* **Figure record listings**
┄┄┄┄┄┄

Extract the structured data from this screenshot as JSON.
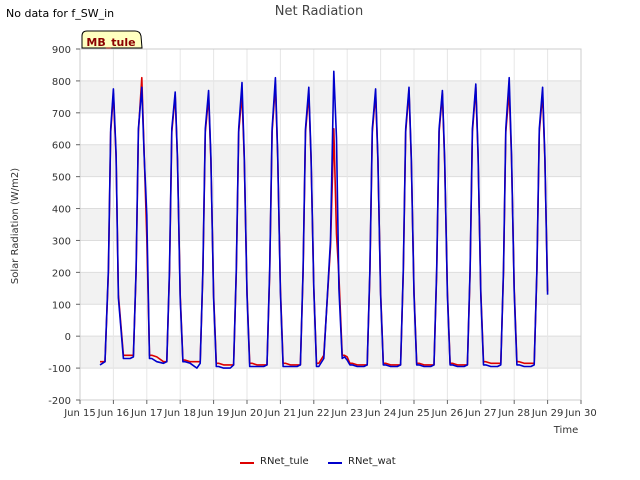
{
  "page": {
    "note": "No data for f_SW_in",
    "badge": "MB_tule"
  },
  "chart_data": {
    "type": "line",
    "title": "Net Radiation",
    "xlabel": "Time",
    "ylabel": "Solar Radiation (W/m2)",
    "xlim": [
      15,
      30
    ],
    "ylim": [
      -200,
      900
    ],
    "x_ticks": [
      15,
      16,
      17,
      18,
      19,
      20,
      21,
      22,
      23,
      24,
      25,
      26,
      27,
      28,
      29,
      30
    ],
    "x_tick_labels": [
      "Jun 15",
      "Jun 16",
      "Jun 17",
      "Jun 18",
      "Jun 19",
      "Jun 20",
      "Jun 21",
      "Jun 22",
      "Jun 23",
      "Jun 24",
      "Jun 25",
      "Jun 26",
      "Jun 27",
      "Jun 28",
      "Jun 29",
      "Jun 30"
    ],
    "y_ticks": [
      -200,
      -100,
      0,
      100,
      200,
      300,
      400,
      500,
      600,
      700,
      800,
      900
    ],
    "grid": true,
    "legend_position": "bottom-center",
    "series": [
      {
        "name": "RNet_tule",
        "color": "#dd0000",
        "x": [
          15.6,
          15.75,
          15.85,
          15.92,
          16.0,
          16.08,
          16.15,
          16.3,
          16.5,
          16.6,
          16.68,
          16.75,
          16.85,
          16.92,
          17.0,
          17.08,
          17.15,
          17.3,
          17.5,
          17.6,
          17.68,
          17.75,
          17.85,
          17.92,
          18.0,
          18.08,
          18.15,
          18.3,
          18.5,
          18.6,
          18.68,
          18.75,
          18.85,
          18.92,
          19.0,
          19.08,
          19.15,
          19.3,
          19.5,
          19.6,
          19.68,
          19.75,
          19.85,
          19.92,
          20.0,
          20.08,
          20.15,
          20.3,
          20.5,
          20.6,
          20.68,
          20.75,
          20.85,
          20.92,
          21.0,
          21.08,
          21.15,
          21.3,
          21.5,
          21.6,
          21.68,
          21.75,
          21.85,
          21.92,
          22.0,
          22.08,
          22.15,
          22.3,
          22.5,
          22.6,
          22.68,
          22.75,
          22.85,
          22.92,
          23.0,
          23.08,
          23.15,
          23.3,
          23.5,
          23.6,
          23.68,
          23.75,
          23.85,
          23.92,
          24.0,
          24.08,
          24.15,
          24.3,
          24.5,
          24.6,
          24.68,
          24.75,
          24.85,
          24.92,
          25.0,
          25.08,
          25.15,
          25.3,
          25.5,
          25.6,
          25.68,
          25.75,
          25.85,
          25.92,
          26.0,
          26.08,
          26.15,
          26.3,
          26.5,
          26.6,
          26.68,
          26.75,
          26.85,
          26.92,
          27.0,
          27.08,
          27.15,
          27.3,
          27.5,
          27.6,
          27.68,
          27.75,
          27.85,
          27.92,
          28.0,
          28.08,
          28.15,
          28.3,
          28.5,
          28.6,
          28.68,
          28.75,
          28.85,
          28.92,
          29.0
        ],
        "y": [
          -80,
          -80,
          200,
          640,
          760,
          560,
          130,
          -60,
          -60,
          -60,
          200,
          640,
          810,
          580,
          310,
          -60,
          -60,
          -65,
          -80,
          -80,
          200,
          640,
          755,
          550,
          130,
          -75,
          -75,
          -80,
          -80,
          -80,
          200,
          640,
          750,
          550,
          130,
          -85,
          -85,
          -90,
          -90,
          -90,
          200,
          640,
          760,
          550,
          140,
          -85,
          -85,
          -90,
          -90,
          -90,
          200,
          640,
          790,
          560,
          150,
          -85,
          -85,
          -90,
          -90,
          -90,
          200,
          640,
          760,
          550,
          150,
          -85,
          -85,
          -60,
          280,
          650,
          320,
          190,
          -60,
          -60,
          -65,
          -85,
          -85,
          -90,
          -90,
          -90,
          200,
          640,
          760,
          550,
          140,
          -85,
          -85,
          -90,
          -90,
          -90,
          200,
          640,
          770,
          550,
          140,
          -85,
          -85,
          -90,
          -90,
          -90,
          200,
          640,
          760,
          540,
          140,
          -85,
          -85,
          -90,
          -90,
          -90,
          200,
          640,
          780,
          560,
          140,
          -80,
          -80,
          -85,
          -85,
          -85,
          200,
          640,
          770,
          560,
          150,
          -80,
          -80,
          -85,
          -85,
          -85,
          200,
          640,
          760,
          550,
          140
        ]
      },
      {
        "name": "RNet_wat",
        "color": "#0000cc",
        "x": [
          15.6,
          15.75,
          15.85,
          15.92,
          16.0,
          16.08,
          16.15,
          16.3,
          16.5,
          16.6,
          16.68,
          16.75,
          16.85,
          16.92,
          17.0,
          17.08,
          17.15,
          17.3,
          17.5,
          17.6,
          17.68,
          17.75,
          17.85,
          17.92,
          18.0,
          18.08,
          18.15,
          18.3,
          18.5,
          18.6,
          18.68,
          18.75,
          18.85,
          18.92,
          19.0,
          19.08,
          19.15,
          19.3,
          19.5,
          19.6,
          19.68,
          19.75,
          19.85,
          19.92,
          20.0,
          20.08,
          20.15,
          20.3,
          20.5,
          20.6,
          20.68,
          20.75,
          20.85,
          20.92,
          21.0,
          21.08,
          21.15,
          21.3,
          21.5,
          21.6,
          21.68,
          21.75,
          21.85,
          21.92,
          22.0,
          22.08,
          22.15,
          22.3,
          22.5,
          22.6,
          22.68,
          22.75,
          22.85,
          22.92,
          23.0,
          23.08,
          23.15,
          23.3,
          23.5,
          23.6,
          23.68,
          23.75,
          23.85,
          23.92,
          24.0,
          24.08,
          24.15,
          24.3,
          24.5,
          24.6,
          24.68,
          24.75,
          24.85,
          24.92,
          25.0,
          25.08,
          25.15,
          25.3,
          25.5,
          25.6,
          25.68,
          25.75,
          25.85,
          25.92,
          26.0,
          26.08,
          26.15,
          26.3,
          26.5,
          26.6,
          26.68,
          26.75,
          26.85,
          26.92,
          27.0,
          27.08,
          27.15,
          27.3,
          27.5,
          27.6,
          27.68,
          27.75,
          27.85,
          27.92,
          28.0,
          28.08,
          28.15,
          28.3,
          28.5,
          28.6,
          28.68,
          28.75,
          28.85,
          28.92,
          29.0
        ],
        "y": [
          -90,
          -80,
          210,
          650,
          775,
          570,
          120,
          -70,
          -70,
          -65,
          210,
          650,
          780,
          570,
          380,
          -70,
          -70,
          -80,
          -85,
          -80,
          210,
          650,
          765,
          555,
          120,
          -80,
          -80,
          -85,
          -100,
          -85,
          210,
          650,
          770,
          560,
          120,
          -95,
          -95,
          -100,
          -100,
          -90,
          210,
          650,
          795,
          560,
          130,
          -95,
          -95,
          -95,
          -95,
          -90,
          210,
          650,
          810,
          570,
          140,
          -95,
          -95,
          -95,
          -95,
          -90,
          210,
          650,
          780,
          560,
          150,
          -95,
          -95,
          -70,
          300,
          830,
          620,
          150,
          -70,
          -65,
          -75,
          -90,
          -90,
          -95,
          -95,
          -90,
          210,
          650,
          775,
          560,
          130,
          -90,
          -90,
          -95,
          -95,
          -90,
          210,
          650,
          780,
          560,
          130,
          -90,
          -90,
          -95,
          -95,
          -90,
          210,
          650,
          770,
          550,
          130,
          -90,
          -90,
          -95,
          -95,
          -90,
          210,
          650,
          790,
          570,
          130,
          -90,
          -90,
          -95,
          -95,
          -90,
          210,
          650,
          810,
          570,
          140,
          -90,
          -90,
          -95,
          -95,
          -90,
          210,
          650,
          780,
          560,
          130
        ]
      }
    ]
  }
}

┄┄┄┄┄┄

* **Problem details**
Quote the data above in full and without alteration; skip the pictures.

* **Task result**
Extract the structured data from this screenshot as JSON.
{
  "page": {
    "note": "No data for f_SW_in",
    "badge": "MB_tule"
  },
  "chart_data": {
    "type": "line",
    "title": "Net Radiation",
    "xlabel": "Time",
    "ylabel": "Solar Radiation (W/m2)",
    "xlim": [
      15,
      30
    ],
    "ylim": [
      -200,
      900
    ],
    "x_ticks": [
      15,
      16,
      17,
      18,
      19,
      20,
      21,
      22,
      23,
      24,
      25,
      26,
      27,
      28,
      29,
      30
    ],
    "x_tick_labels": [
      "Jun 15",
      "Jun 16",
      "Jun 17",
      "Jun 18",
      "Jun 19",
      "Jun 20",
      "Jun 21",
      "Jun 22",
      "Jun 23",
      "Jun 24",
      "Jun 25",
      "Jun 26",
      "Jun 27",
      "Jun 28",
      "Jun 29",
      "Jun 30"
    ],
    "y_ticks": [
      -200,
      -100,
      0,
      100,
      200,
      300,
      400,
      500,
      600,
      700,
      800,
      900
    ],
    "grid": true,
    "legend_position": "bottom-center",
    "series": [
      {
        "name": "RNet_tule",
        "color": "#dd0000",
        "x": [
          15.6,
          15.75,
          15.85,
          15.92,
          16.0,
          16.08,
          16.15,
          16.3,
          16.5,
          16.6,
          16.68,
          16.75,
          16.85,
          16.92,
          17.0,
          17.08,
          17.15,
          17.3,
          17.5,
          17.6,
          17.68,
          17.75,
          17.85,
          17.92,
          18.0,
          18.08,
          18.15,
          18.3,
          18.5,
          18.6,
          18.68,
          18.75,
          18.85,
          18.92,
          19.0,
          19.08,
          19.15,
          19.3,
          19.5,
          19.6,
          19.68,
          19.75,
          19.85,
          19.92,
          20.0,
          20.08,
          20.15,
          20.3,
          20.5,
          20.6,
          20.68,
          20.75,
          20.85,
          20.92,
          21.0,
          21.08,
          21.15,
          21.3,
          21.5,
          21.6,
          21.68,
          21.75,
          21.85,
          21.92,
          22.0,
          22.08,
          22.15,
          22.3,
          22.5,
          22.6,
          22.68,
          22.75,
          22.85,
          22.92,
          23.0,
          23.08,
          23.15,
          23.3,
          23.5,
          23.6,
          23.68,
          23.75,
          23.85,
          23.92,
          24.0,
          24.08,
          24.15,
          24.3,
          24.5,
          24.6,
          24.68,
          24.75,
          24.85,
          24.92,
          25.0,
          25.08,
          25.15,
          25.3,
          25.5,
          25.6,
          25.68,
          25.75,
          25.85,
          25.92,
          26.0,
          26.08,
          26.15,
          26.3,
          26.5,
          26.6,
          26.68,
          26.75,
          26.85,
          26.92,
          27.0,
          27.08,
          27.15,
          27.3,
          27.5,
          27.6,
          27.68,
          27.75,
          27.85,
          27.92,
          28.0,
          28.08,
          28.15,
          28.3,
          28.5,
          28.6,
          28.68,
          28.75,
          28.85,
          28.92,
          29.0
        ],
        "y": [
          -80,
          -80,
          200,
          640,
          760,
          560,
          130,
          -60,
          -60,
          -60,
          200,
          640,
          810,
          580,
          310,
          -60,
          -60,
          -65,
          -80,
          -80,
          200,
          640,
          755,
          550,
          130,
          -75,
          -75,
          -80,
          -80,
          -80,
          200,
          640,
          750,
          550,
          130,
          -85,
          -85,
          -90,
          -90,
          -90,
          200,
          640,
          760,
          550,
          140,
          -85,
          -85,
          -90,
          -90,
          -90,
          200,
          640,
          790,
          560,
          150,
          -85,
          -85,
          -90,
          -90,
          -90,
          200,
          640,
          760,
          550,
          150,
          -85,
          -85,
          -60,
          280,
          650,
          320,
          190,
          -60,
          -60,
          -65,
          -85,
          -85,
          -90,
          -90,
          -90,
          200,
          640,
          760,
          550,
          140,
          -85,
          -85,
          -90,
          -90,
          -90,
          200,
          640,
          770,
          550,
          140,
          -85,
          -85,
          -90,
          -90,
          -90,
          200,
          640,
          760,
          540,
          140,
          -85,
          -85,
          -90,
          -90,
          -90,
          200,
          640,
          780,
          560,
          140,
          -80,
          -80,
          -85,
          -85,
          -85,
          200,
          640,
          770,
          560,
          150,
          -80,
          -80,
          -85,
          -85,
          -85,
          200,
          640,
          760,
          550,
          140
        ]
      },
      {
        "name": "RNet_wat",
        "color": "#0000cc",
        "x": [
          15.6,
          15.75,
          15.85,
          15.92,
          16.0,
          16.08,
          16.15,
          16.3,
          16.5,
          16.6,
          16.68,
          16.75,
          16.85,
          16.92,
          17.0,
          17.08,
          17.15,
          17.3,
          17.5,
          17.6,
          17.68,
          17.75,
          17.85,
          17.92,
          18.0,
          18.08,
          18.15,
          18.3,
          18.5,
          18.6,
          18.68,
          18.75,
          18.85,
          18.92,
          19.0,
          19.08,
          19.15,
          19.3,
          19.5,
          19.6,
          19.68,
          19.75,
          19.85,
          19.92,
          20.0,
          20.08,
          20.15,
          20.3,
          20.5,
          20.6,
          20.68,
          20.75,
          20.85,
          20.92,
          21.0,
          21.08,
          21.15,
          21.3,
          21.5,
          21.6,
          21.68,
          21.75,
          21.85,
          21.92,
          22.0,
          22.08,
          22.15,
          22.3,
          22.5,
          22.6,
          22.68,
          22.75,
          22.85,
          22.92,
          23.0,
          23.08,
          23.15,
          23.3,
          23.5,
          23.6,
          23.68,
          23.75,
          23.85,
          23.92,
          24.0,
          24.08,
          24.15,
          24.3,
          24.5,
          24.6,
          24.68,
          24.75,
          24.85,
          24.92,
          25.0,
          25.08,
          25.15,
          25.3,
          25.5,
          25.6,
          25.68,
          25.75,
          25.85,
          25.92,
          26.0,
          26.08,
          26.15,
          26.3,
          26.5,
          26.6,
          26.68,
          26.75,
          26.85,
          26.92,
          27.0,
          27.08,
          27.15,
          27.3,
          27.5,
          27.6,
          27.68,
          27.75,
          27.85,
          27.92,
          28.0,
          28.08,
          28.15,
          28.3,
          28.5,
          28.6,
          28.68,
          28.75,
          28.85,
          28.92,
          29.0
        ],
        "y": [
          -90,
          -80,
          210,
          650,
          775,
          570,
          120,
          -70,
          -70,
          -65,
          210,
          650,
          780,
          570,
          380,
          -70,
          -70,
          -80,
          -85,
          -80,
          210,
          650,
          765,
          555,
          120,
          -80,
          -80,
          -85,
          -100,
          -85,
          210,
          650,
          770,
          560,
          120,
          -95,
          -95,
          -100,
          -100,
          -90,
          210,
          650,
          795,
          560,
          130,
          -95,
          -95,
          -95,
          -95,
          -90,
          210,
          650,
          810,
          570,
          140,
          -95,
          -95,
          -95,
          -95,
          -90,
          210,
          650,
          780,
          560,
          150,
          -95,
          -95,
          -70,
          300,
          830,
          620,
          150,
          -70,
          -65,
          -75,
          -90,
          -90,
          -95,
          -95,
          -90,
          210,
          650,
          775,
          560,
          130,
          -90,
          -90,
          -95,
          -95,
          -90,
          210,
          650,
          780,
          560,
          130,
          -90,
          -90,
          -95,
          -95,
          -90,
          210,
          650,
          770,
          550,
          130,
          -90,
          -90,
          -95,
          -95,
          -90,
          210,
          650,
          790,
          570,
          130,
          -90,
          -90,
          -95,
          -95,
          -90,
          210,
          650,
          810,
          570,
          140,
          -90,
          -90,
          -95,
          -95,
          -90,
          210,
          650,
          780,
          560,
          130
        ]
      }
    ]
  }
}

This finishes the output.